======== INPUT ========

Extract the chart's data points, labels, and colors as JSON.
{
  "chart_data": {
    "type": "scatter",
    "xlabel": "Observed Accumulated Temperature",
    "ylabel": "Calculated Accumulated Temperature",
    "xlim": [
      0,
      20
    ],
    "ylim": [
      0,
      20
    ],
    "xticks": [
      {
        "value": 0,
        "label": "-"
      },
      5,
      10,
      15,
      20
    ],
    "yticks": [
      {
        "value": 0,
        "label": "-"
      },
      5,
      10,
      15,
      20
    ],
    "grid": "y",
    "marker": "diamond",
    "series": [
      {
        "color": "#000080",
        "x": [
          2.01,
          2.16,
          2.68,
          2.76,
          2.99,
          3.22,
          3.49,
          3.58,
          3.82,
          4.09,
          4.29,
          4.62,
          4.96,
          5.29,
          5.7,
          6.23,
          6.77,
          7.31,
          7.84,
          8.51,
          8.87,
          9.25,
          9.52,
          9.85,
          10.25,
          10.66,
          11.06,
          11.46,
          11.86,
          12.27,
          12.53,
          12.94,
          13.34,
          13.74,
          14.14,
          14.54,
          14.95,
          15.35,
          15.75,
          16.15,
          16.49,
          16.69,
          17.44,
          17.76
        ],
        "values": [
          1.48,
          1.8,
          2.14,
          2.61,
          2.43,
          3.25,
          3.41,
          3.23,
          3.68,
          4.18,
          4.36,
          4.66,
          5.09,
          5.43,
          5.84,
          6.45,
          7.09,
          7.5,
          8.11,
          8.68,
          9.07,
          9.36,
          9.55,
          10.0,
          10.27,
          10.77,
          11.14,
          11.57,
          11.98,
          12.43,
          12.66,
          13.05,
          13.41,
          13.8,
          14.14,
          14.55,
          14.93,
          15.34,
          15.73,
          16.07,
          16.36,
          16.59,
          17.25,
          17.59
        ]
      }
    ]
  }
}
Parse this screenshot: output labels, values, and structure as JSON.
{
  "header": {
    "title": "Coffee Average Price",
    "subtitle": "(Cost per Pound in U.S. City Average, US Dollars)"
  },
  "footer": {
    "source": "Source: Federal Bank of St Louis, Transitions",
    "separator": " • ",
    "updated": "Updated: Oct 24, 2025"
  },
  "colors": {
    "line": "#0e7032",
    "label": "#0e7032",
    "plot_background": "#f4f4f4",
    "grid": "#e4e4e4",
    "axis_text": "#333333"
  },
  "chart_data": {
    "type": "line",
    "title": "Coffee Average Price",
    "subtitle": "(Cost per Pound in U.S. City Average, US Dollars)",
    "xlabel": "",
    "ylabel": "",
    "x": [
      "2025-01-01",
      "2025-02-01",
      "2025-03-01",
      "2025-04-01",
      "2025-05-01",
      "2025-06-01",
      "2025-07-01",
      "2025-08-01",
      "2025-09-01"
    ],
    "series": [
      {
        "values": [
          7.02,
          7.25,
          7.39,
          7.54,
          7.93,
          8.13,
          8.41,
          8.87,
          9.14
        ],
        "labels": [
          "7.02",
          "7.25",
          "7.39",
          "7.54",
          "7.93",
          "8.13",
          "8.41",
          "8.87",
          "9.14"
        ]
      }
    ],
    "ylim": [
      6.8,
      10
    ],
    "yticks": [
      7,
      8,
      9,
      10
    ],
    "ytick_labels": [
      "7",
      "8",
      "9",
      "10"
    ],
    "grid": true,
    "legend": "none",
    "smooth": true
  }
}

========

EXERCISE INSTRUCTIONS:
Every record shown above must be echoed exactly.

PROBLEM SOLUTION:
Extract the chart's data points, labels, and colors as JSON.
{
  "chart_data": {
    "type": "scatter",
    "xlabel": "Observed Accumulated Temperature",
    "ylabel": "Calculated Accumulated Temperature",
    "xlim": [
      0,
      20
    ],
    "ylim": [
      0,
      20
    ],
    "xticks": [
      {
        "value": 0,
        "label": "-"
      },
      5,
      10,
      15,
      20
    ],
    "yticks": [
      {
        "value": 0,
        "label": "-"
      },
      5,
      10,
      15,
      20
    ],
    "grid": "y",
    "marker": "diamond",
    "series": [
      {
        "color": "#000080",
        "x": [
          2.01,
          2.16,
          2.68,
          2.76,
          2.99,
          3.22,
          3.49,
          3.58,
          3.82,
          4.09,
          4.29,
          4.62,
          4.96,
          5.29,
          5.7,
          6.23,
          6.77,
          7.31,
          7.84,
          8.51,
          8.87,
          9.25,
          9.52,
          9.85,
          10.25,
          10.66,
          11.06,
          11.46,
          11.86,
          12.27,
          12.53,
          12.94,
          13.34,
          13.74,
          14.14,
          14.54,
          14.95,
          15.35,
          15.75,
          16.15,
          16.49,
          16.69,
          17.44,
          17.76
        ],
        "values": [
          1.48,
          1.8,
          2.14,
          2.61,
          2.43,
          3.25,
          3.41,
          3.23,
          3.68,
          4.18,
          4.36,
          4.66,
          5.09,
          5.43,
          5.84,
          6.45,
          7.09,
          7.5,
          8.11,
          8.68,
          9.07,
          9.36,
          9.55,
          10.0,
          10.27,
          10.77,
          11.14,
          11.57,
          11.98,
          12.43,
          12.66,
          13.05,
          13.41,
          13.8,
          14.14,
          14.55,
          14.93,
          15.34,
          15.73,
          16.07,
          16.36,
          16.59,
          17.25,
          17.59
        ]
      }
    ]
  }
}
Parse this screenshot: output labels, values, and structure as JSON.
{
  "header": {
    "title": "Coffee Average Price",
    "subtitle": "(Cost per Pound in U.S. City Average, US Dollars)"
  },
  "footer": {
    "source": "Source: Federal Bank of St Louis, Transitions",
    "separator": " • ",
    "updated": "Updated: Oct 24, 2025"
  },
  "colors": {
    "line": "#0e7032",
    "label": "#0e7032",
    "plot_background": "#f4f4f4",
    "grid": "#e4e4e4",
    "axis_text": "#333333"
  },
  "chart_data": {
    "type": "line",
    "title": "Coffee Average Price",
    "subtitle": "(Cost per Pound in U.S. City Average, US Dollars)",
    "xlabel": "",
    "ylabel": "",
    "x": [
      "2025-01-01",
      "2025-02-01",
      "2025-03-01",
      "2025-04-01",
      "2025-05-01",
      "2025-06-01",
      "2025-07-01",
      "2025-08-01",
      "2025-09-01"
    ],
    "series": [
      {
        "values": [
          7.02,
          7.25,
          7.39,
          7.54,
          7.93,
          8.13,
          8.41,
          8.87,
          9.14
        ],
        "labels": [
          "7.02",
          "7.25",
          "7.39",
          "7.54",
          "7.93",
          "8.13",
          "8.41",
          "8.87",
          "9.14"
        ]
      }
    ],
    "ylim": [
      6.8,
      10
    ],
    "yticks": [
      7,
      8,
      9,
      10
    ],
    "ytick_labels": [
      "7",
      "8",
      "9",
      "10"
    ],
    "grid": true,
    "legend": "none",
    "smooth": true
  }
}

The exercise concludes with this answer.